RECORDS FOR THIS TASK:
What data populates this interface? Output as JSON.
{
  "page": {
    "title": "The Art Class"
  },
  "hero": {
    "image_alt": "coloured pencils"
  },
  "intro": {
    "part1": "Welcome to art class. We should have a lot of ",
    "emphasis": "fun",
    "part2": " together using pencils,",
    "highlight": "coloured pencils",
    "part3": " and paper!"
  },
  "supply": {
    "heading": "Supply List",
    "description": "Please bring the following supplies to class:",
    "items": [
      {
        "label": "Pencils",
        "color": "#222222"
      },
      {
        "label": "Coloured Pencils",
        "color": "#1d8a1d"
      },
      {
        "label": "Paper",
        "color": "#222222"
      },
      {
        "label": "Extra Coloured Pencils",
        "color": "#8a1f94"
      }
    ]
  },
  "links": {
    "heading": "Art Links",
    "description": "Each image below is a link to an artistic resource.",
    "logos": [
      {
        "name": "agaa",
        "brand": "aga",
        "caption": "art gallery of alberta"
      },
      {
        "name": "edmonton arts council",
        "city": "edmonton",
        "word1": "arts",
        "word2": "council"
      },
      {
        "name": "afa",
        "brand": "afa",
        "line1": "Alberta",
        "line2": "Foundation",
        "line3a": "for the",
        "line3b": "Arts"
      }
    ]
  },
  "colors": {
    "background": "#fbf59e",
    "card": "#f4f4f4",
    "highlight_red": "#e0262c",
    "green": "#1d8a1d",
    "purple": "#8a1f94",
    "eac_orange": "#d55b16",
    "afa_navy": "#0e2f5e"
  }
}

WHAT IS REQUIRED: What count of lines in the listing contain the word "label"? Reply with the number only.

EXERCISE ANSWER: 4